STATED EXERCISE —
Lines containing the string "nradio" are to be collected in full.

MATERIAL SUPPLIED —

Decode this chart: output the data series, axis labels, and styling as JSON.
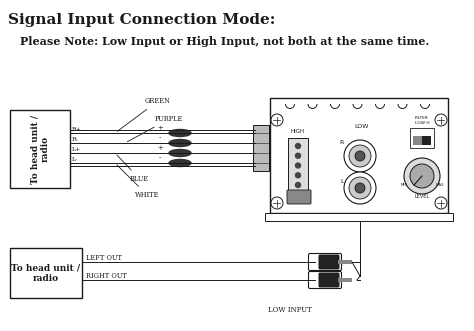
{
  "title": "Signal Input Connection Mode:",
  "note": "Please Note: Low Input or High Input, not both at the same time.",
  "bg_color": "#ffffff",
  "fg_color": "#1a1a1a",
  "title_fontsize": 11,
  "note_fontsize": 8,
  "box1_label": "To head unit /\nradio",
  "box2_label": "To head unit /\nradio",
  "channel_labels": [
    "R+",
    "R-",
    "L+",
    "L-"
  ],
  "plus_minus": [
    "+",
    "-",
    "+",
    "-"
  ],
  "wire_color_labels": [
    "GREEN",
    "PURPLE",
    "BLUE",
    "WHITE"
  ],
  "bottom_labels": [
    "LEFT OUT",
    "RIGHT OUT",
    "LOW INPUT"
  ],
  "amp_text": [
    "HIGH",
    "LOW",
    "R",
    "L",
    "FILTER\nLOW H",
    "LEVEL"
  ]
}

REPLY —
  "box1_label": "To head unit /\nradio",
  "box2_label": "To head unit /\nradio",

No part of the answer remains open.